Across the material below, how many lines contain the word "data"? Give only the number.
-- START OF Records to process --
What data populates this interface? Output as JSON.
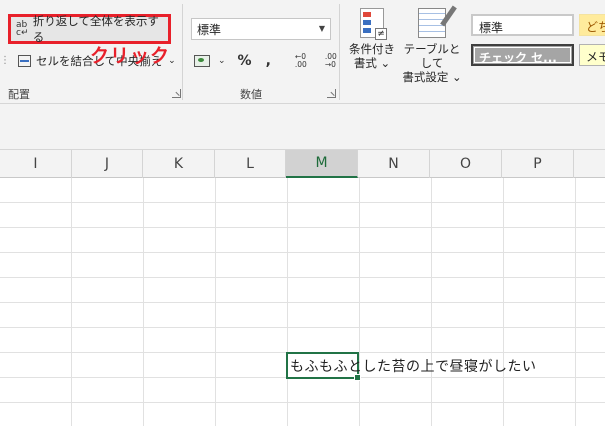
{
  "ribbon": {
    "alignment": {
      "wrap_text_label": "折り返して全体を表示する",
      "merge_center_label": "セルを結合して中央揃え",
      "group_label": "配置"
    },
    "annotation": {
      "text": "クリック",
      "color": "#e8202a"
    },
    "number": {
      "format_value": "標準",
      "percent_label": "%",
      "comma_label": ",",
      "increase_decimal_top": "←0",
      "increase_decimal_bottom": ".00",
      "decrease_decimal_top": ".00",
      "decrease_decimal_bottom": "→0",
      "group_label": "数値"
    },
    "styles": {
      "conditional_format_line1": "条件付き",
      "conditional_format_line2": "書式",
      "format_as_table_line1": "テーブルとして",
      "format_as_table_line2": "書式設定",
      "cell_styles": [
        "標準",
        "チェック セ...",
        "どち",
        "メモ"
      ]
    }
  },
  "sheet": {
    "columns": [
      "I",
      "J",
      "K",
      "L",
      "M",
      "N",
      "O",
      "P"
    ],
    "selected_column": "M",
    "active_cell_text": "もふもふとした苔の上で昼寝がしたい",
    "accent_color": "#217346"
  }
}
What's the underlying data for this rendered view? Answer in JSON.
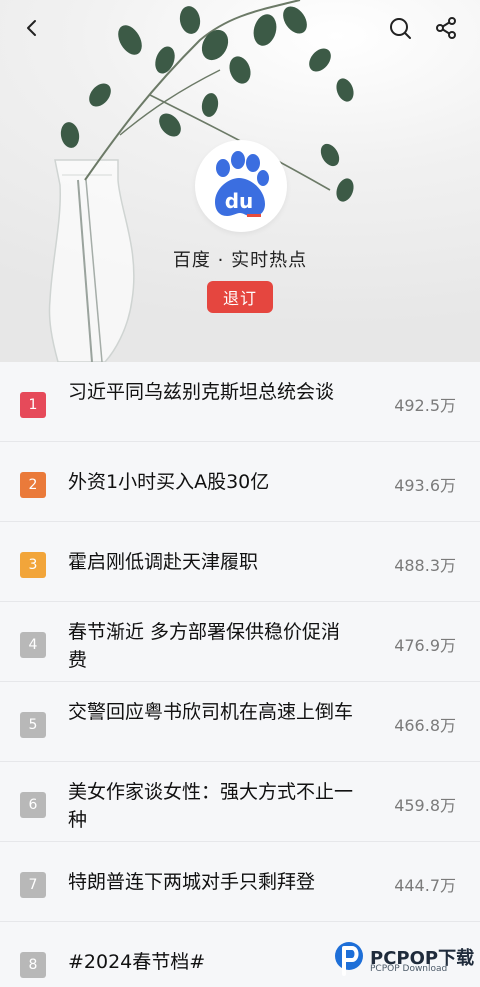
{
  "header": {
    "channel_title": "百度 · 实时热点",
    "unsubscribe_label": "退订",
    "logo_text": "du"
  },
  "items": [
    {
      "rank": "1",
      "title": "习近平同乌兹别克斯坦总统会谈",
      "count": "492.5万",
      "color": "#e64a5a"
    },
    {
      "rank": "2",
      "title": "外资1小时买入A股30亿",
      "count": "493.6万",
      "color": "#ea7a3a"
    },
    {
      "rank": "3",
      "title": "霍启刚低调赴天津履职",
      "count": "488.3万",
      "color": "#f2a53a"
    },
    {
      "rank": "4",
      "title": "春节渐近 多方部署保供稳价促消费",
      "count": "476.9万",
      "color": "#b8b8b8"
    },
    {
      "rank": "5",
      "title": "交警回应粤书欣司机在高速上倒车",
      "count": "466.8万",
      "color": "#b8b8b8"
    },
    {
      "rank": "6",
      "title": "美女作家谈女性：强大方式不止一种",
      "count": "459.8万",
      "color": "#b8b8b8"
    },
    {
      "rank": "7",
      "title": "特朗普连下两城对手只剩拜登",
      "count": "444.7万",
      "color": "#b8b8b8"
    },
    {
      "rank": "8",
      "title": "#2024春节档#",
      "count": "",
      "color": "#b8b8b8"
    }
  ],
  "watermark": {
    "brand": "PCPOP下载",
    "sub": "PCPOP Download"
  }
}
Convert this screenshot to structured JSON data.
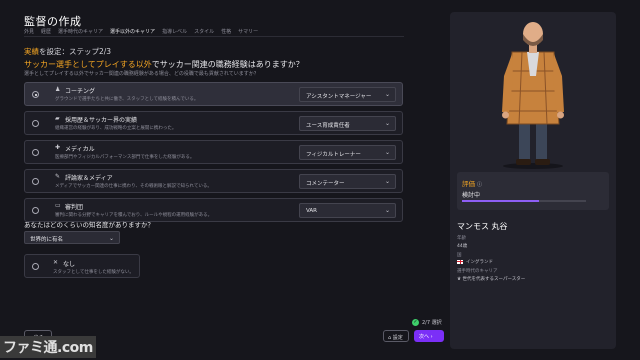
{
  "header": {
    "title": "監督の作成",
    "breadcrumb": [
      "外見",
      "経歴",
      "選手時代のキャリア",
      "選手以外のキャリア",
      "指導レベル",
      "スタイル",
      "性格",
      "サマリー"
    ],
    "breadcrumb_active_index": 3
  },
  "step": {
    "label_accent": "実績",
    "label_rest": "を設定：ステップ2/3"
  },
  "question": {
    "before": "サッカー選手としてプレイする",
    "accent": "以外",
    "after": "でサッカー関連の職務経験はありますか？",
    "hint": "選手としてプレイする以外でサッカー関連の職務経験がある場合、どの役職で最も貢献されていますか？"
  },
  "options": [
    {
      "icon": "♟",
      "icon_name": "whistle-icon",
      "title": "コーチング",
      "desc": "グラウンドで選手たちと共に働き、スタッフとして経験を積んでいる。",
      "value": "アシスタントマネージャー",
      "selected": true
    },
    {
      "icon": "▰",
      "icon_name": "briefcase-icon",
      "title": "採用歴＆サッカー界の実績",
      "desc": "組織運営の経験があり、成功戦略の立案と展開に携わった。",
      "value": "ユース育成責任者",
      "selected": false
    },
    {
      "icon": "✚",
      "icon_name": "medical-icon",
      "title": "メディカル",
      "desc": "医療部門やフィジカルパフォーマンス部門で仕事をした経験がある。",
      "value": "フィジカルトレーナー",
      "selected": false
    },
    {
      "icon": "✎",
      "icon_name": "pen-icon",
      "title": "評論家＆メディア",
      "desc": "メディアでサッカー関連の仕事に携わり、その戦術眼と解説で知られている。",
      "value": "コメンテーター",
      "selected": false
    },
    {
      "icon": "▭",
      "icon_name": "monitor-icon",
      "title": "審判団",
      "desc": "審判に関わる分野でキャリアを積んでおり、ルールや規程の運用経験がある。",
      "value": "VAR",
      "selected": false
    }
  ],
  "fame": {
    "label": "あなたはどのくらいの知名度がありますか？",
    "value": "世界的に有名"
  },
  "none_option": {
    "icon": "✕",
    "title": "なし",
    "desc": "スタッフとして仕事をした経験がない。"
  },
  "footer": {
    "back_label": "戻る",
    "selection_count": "2/7 選択",
    "settings_label": "設定",
    "next_label": "次へ",
    "watermark": "ファミ通.com"
  },
  "panel": {
    "rating_label": "評価",
    "rating_status": "検討中",
    "rating_fraction": 0.62,
    "player_name": "マンモス 丸谷",
    "age_label": "年齢",
    "age_value": "44歳",
    "nation_label": "国",
    "nation_value": "イングランド",
    "career_label": "選手時代のキャリア",
    "career_value": "世代を代表するスーパースター"
  },
  "colors": {
    "accent": "#f5a623",
    "primary": "#7b2ff7",
    "rating_fill": "#8e5ff5",
    "check": "#3ecf6a"
  }
}
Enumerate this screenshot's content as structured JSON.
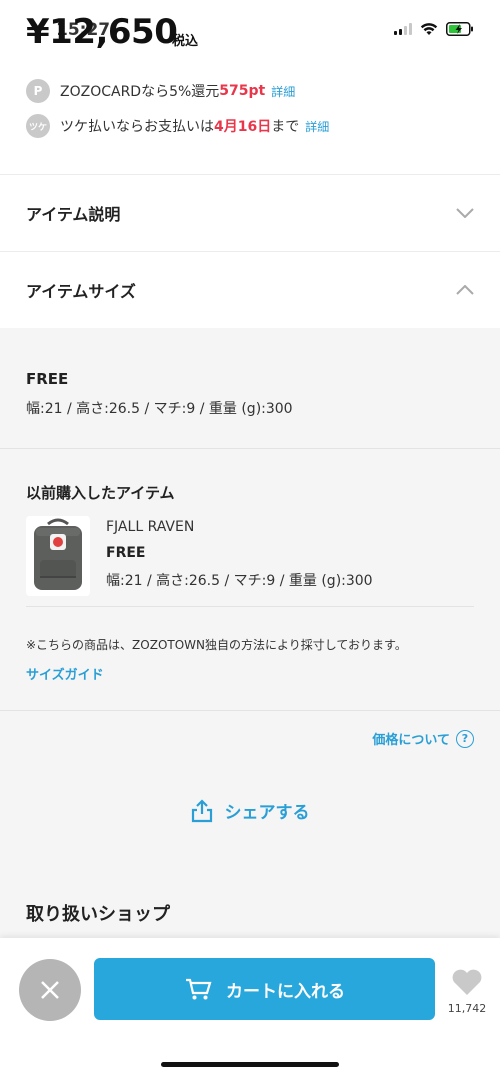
{
  "status_bar": {
    "time": "15:27"
  },
  "price": {
    "amount": "¥12,650",
    "tax_label": "税込"
  },
  "benefits": [
    {
      "icon": "P",
      "text_before": "ZOZOCARDなら5%還元 ",
      "highlight": "575pt",
      "text_after": "",
      "link": "詳細"
    },
    {
      "icon": "ツケ",
      "text_before": "ツケ払いならお支払いは",
      "highlight": "4月16日",
      "text_after": "まで",
      "link": "詳細"
    }
  ],
  "accordions": [
    {
      "label": "アイテム説明",
      "state": "collapsed"
    },
    {
      "label": "アイテムサイズ",
      "state": "expanded"
    }
  ],
  "item_size": {
    "size": "FREE",
    "dimensions": "幅:21 / 高さ:26.5 / マチ:9 / 重量 (g):300"
  },
  "previous_purchase": {
    "title": "以前購入したアイテム",
    "brand": "FJALL RAVEN",
    "size": "FREE",
    "dimensions": "幅:21 / 高さ:26.5 / マチ:9 / 重量 (g):300"
  },
  "note": "※こちらの商品は、ZOZOTOWN独自の方法により採寸しております。",
  "size_guide": "サイズガイド",
  "price_about": {
    "label": "価格について",
    "icon": "?"
  },
  "share": {
    "label": "シェアする"
  },
  "shop_section_title": "取り扱いショップ",
  "bottom_bar": {
    "cart_label": "カートに入れる",
    "favorite_count": "11,742"
  },
  "colors": {
    "accent": "#27a7dc",
    "red": "#e8374b",
    "link": "#2a9fd6",
    "battery": "#2ec43a"
  }
}
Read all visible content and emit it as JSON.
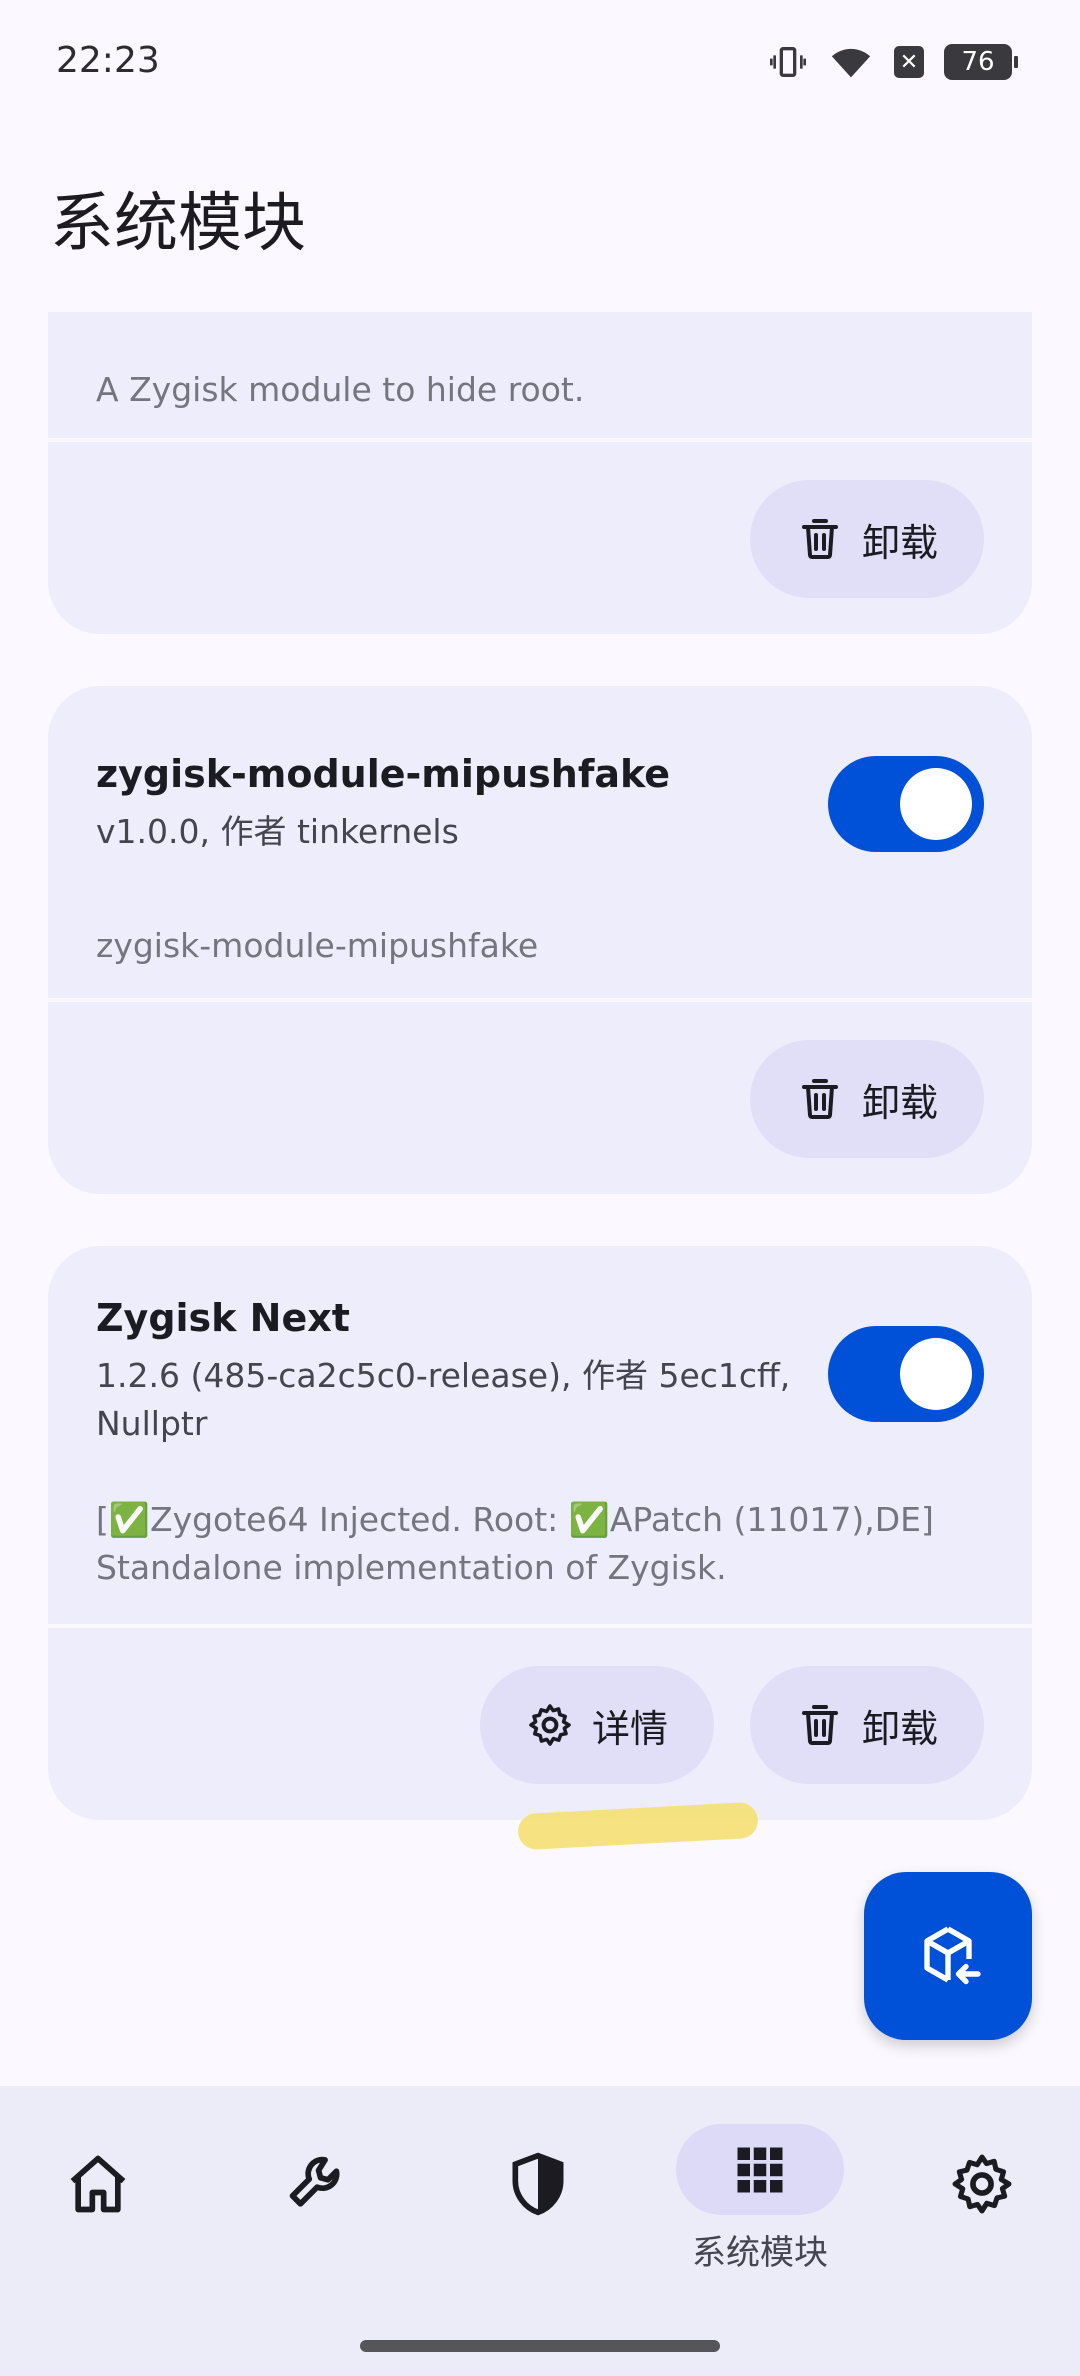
{
  "status_bar": {
    "time": "22:23",
    "battery": "76"
  },
  "page": {
    "title": "系统模块"
  },
  "modules": [
    {
      "name": "",
      "meta": "",
      "description": "A Zygisk module to hide root.",
      "uninstall_label": "卸载"
    },
    {
      "name": "zygisk-module-mipushfake",
      "meta": "v1.0.0, 作者 tinkernels",
      "description": "zygisk-module-mipushfake",
      "enabled": true,
      "uninstall_label": "卸载"
    },
    {
      "name": "Zygisk Next",
      "meta_line1": "1.2.6 (485-ca2c5c0-release), 作者 5ec1cff,",
      "meta_line2": "Nullptr",
      "desc_line1": "[✅Zygote64 Injected. Root: ✅APatch (11017),DE]",
      "desc_line2": "Standalone implementation of Zygisk.",
      "enabled": true,
      "details_label": "详情",
      "uninstall_label": "卸载"
    }
  ],
  "bottom_nav": {
    "items": [
      {
        "icon": "home-icon",
        "label": ""
      },
      {
        "icon": "wrench-icon",
        "label": ""
      },
      {
        "icon": "shield-icon",
        "label": ""
      },
      {
        "icon": "modules-grid-icon",
        "label": "系统模块",
        "active": true
      },
      {
        "icon": "gear-icon",
        "label": ""
      }
    ]
  },
  "colors": {
    "accent": "#0050D8",
    "card_bg": "#EEEDFB",
    "button_bg": "#E1DFF8",
    "page_bg": "#FBF8FF"
  }
}
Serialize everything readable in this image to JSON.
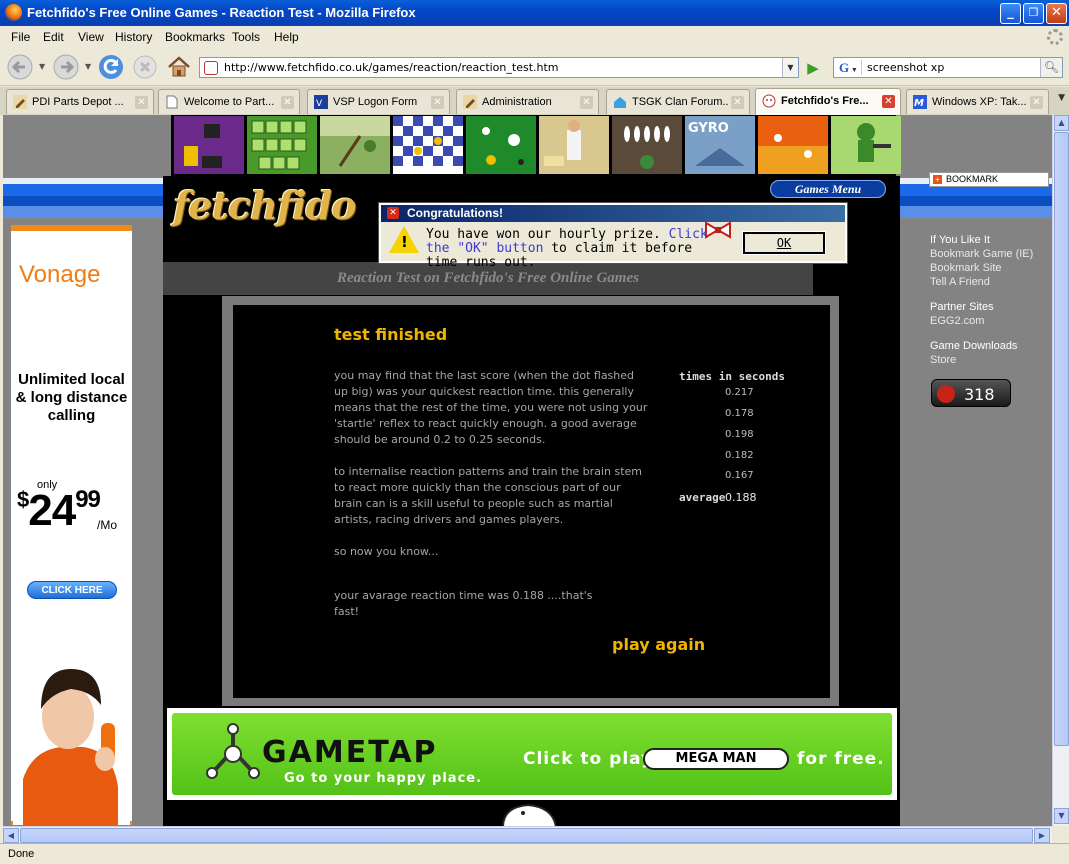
{
  "window": {
    "title": "Fetchfido's Free Online Games - Reaction Test - Mozilla Firefox",
    "buttons": {
      "minimize": "_",
      "maximize": "❐",
      "close": "✕"
    }
  },
  "menu": [
    "File",
    "Edit",
    "View",
    "History",
    "Bookmarks",
    "Tools",
    "Help"
  ],
  "navigation": {
    "url": "http://www.fetchfido.co.uk/games/reaction/reaction_test.htm",
    "search_engine": "G",
    "search_query": "screenshot xp"
  },
  "tabs": [
    {
      "label": "PDI Parts Depot ...",
      "active": false
    },
    {
      "label": "Welcome to Part...",
      "active": false
    },
    {
      "label": "VSP Logon Form",
      "active": false
    },
    {
      "label": "Administration",
      "active": false
    },
    {
      "label": "TSGK Clan Forum...",
      "active": false
    },
    {
      "label": "Fetchfido's Fre...",
      "active": true
    },
    {
      "label": "Windows XP: Tak...",
      "active": false
    }
  ],
  "site": {
    "logo": "fetchfido",
    "games_menu": "Games Menu",
    "page_heading": "Reaction Test on Fetchfido's Free Online Games"
  },
  "popup": {
    "title": "Congratulations!",
    "message_plain": "You have won our hourly prize.",
    "message_link1": "Click the",
    "message_link2": "\"OK\" button",
    "message_tail": "to claim it before time runs out.",
    "ok_label": "OK"
  },
  "game": {
    "title": "test finished",
    "paragraph1": "you may find that the last score (when the dot flashed up big) was your quickest reaction time. this generally means that the rest of the time, you were not using your 'startle' reflex to react quickly enough. a good average should be around 0.2 to 0.25 seconds.",
    "paragraph2": "to internalise reaction patterns and train the brain stem to react more quickly than the conscious part of our brain can is a skill useful to people such as martial artists, racing drivers and games players.",
    "paragraph3": "so now you know...",
    "paragraph4": "your avarage reaction time was 0.188 ....that's fast!",
    "times_heading": "times in seconds",
    "times": [
      "0.217",
      "0.178",
      "0.198",
      "0.182",
      "0.167"
    ],
    "average_label": "average",
    "average_value": "0.188",
    "play_again": "play again"
  },
  "left_ad": {
    "brand": "Vonage",
    "headline": "Unlimited local & long distance calling",
    "only": "only",
    "price_symbol": "$",
    "price_main": "24",
    "price_cents": "99",
    "price_unit": "/Mo",
    "cta": "CLICK HERE"
  },
  "sidebar": {
    "bookmark_button": "BOOKMARK",
    "if_you_like_it": "If You Like It",
    "bookmark_game": "Bookmark Game (IE)",
    "bookmark_site": "Bookmark Site",
    "tell_friend": "Tell A Friend",
    "partner_sites": "Partner Sites",
    "egg2": "EGG2.com",
    "game_downloads": "Game Downloads",
    "store": "Store",
    "counter": "318"
  },
  "gametap_ad": {
    "logo": "GAMETAP",
    "tagline": "Go to your happy place.",
    "click_to_play": "Click to play",
    "game": "MEGA MAN",
    "for_free": "for free."
  },
  "status": "Done",
  "colors": {
    "accent_gold": "#f0b400",
    "site_blue": "#1b68e8",
    "page_gray": "#838383",
    "gametap_green": "#6cd424",
    "vonage_orange": "#f07d12"
  }
}
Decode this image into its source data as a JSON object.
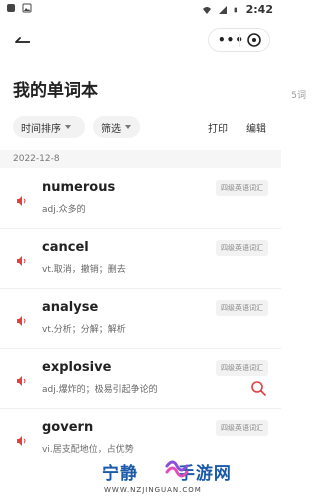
{
  "status_bar": {
    "time": "2:42",
    "icons": [
      "notification-icon",
      "image-icon",
      "wifi-icon",
      "signal-icon",
      "battery-icon"
    ]
  },
  "nav": {
    "back_icon": "back-arrow-icon",
    "more_label": "•••",
    "close_icon": "close-circle-icon"
  },
  "page": {
    "title": "我的单词本",
    "count": "5词"
  },
  "filters": {
    "sort_label": "时间排序",
    "filter_label": "筛选",
    "print_label": "打印",
    "edit_label": "编辑"
  },
  "groups": [
    {
      "date": "2022-12-8",
      "items": [
        {
          "word": "numerous",
          "meaning": "adj.众多的",
          "tag": "四级英语词汇"
        },
        {
          "word": "cancel",
          "meaning": "vt.取消，撤销；删去",
          "tag": "四级英语词汇"
        },
        {
          "word": "analyse",
          "meaning": "vt.分析；分解；解析",
          "tag": "四级英语词汇"
        },
        {
          "word": "explosive",
          "meaning": "adj.爆炸的；极易引起争论的",
          "tag": "四级英语词汇"
        },
        {
          "word": "govern",
          "meaning": "vi.居支配地位，占优势",
          "tag": "四级英语词汇"
        }
      ]
    }
  ],
  "watermark": {
    "main": "宁静",
    "main2": "手游网",
    "sub": "WWW.NZJINGUAN.COM"
  },
  "colors": {
    "accent_red": "#e04040",
    "watermark_blue": "#1a5aa8"
  }
}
-- END OF Records to process --
* _Reply to the exercise_
4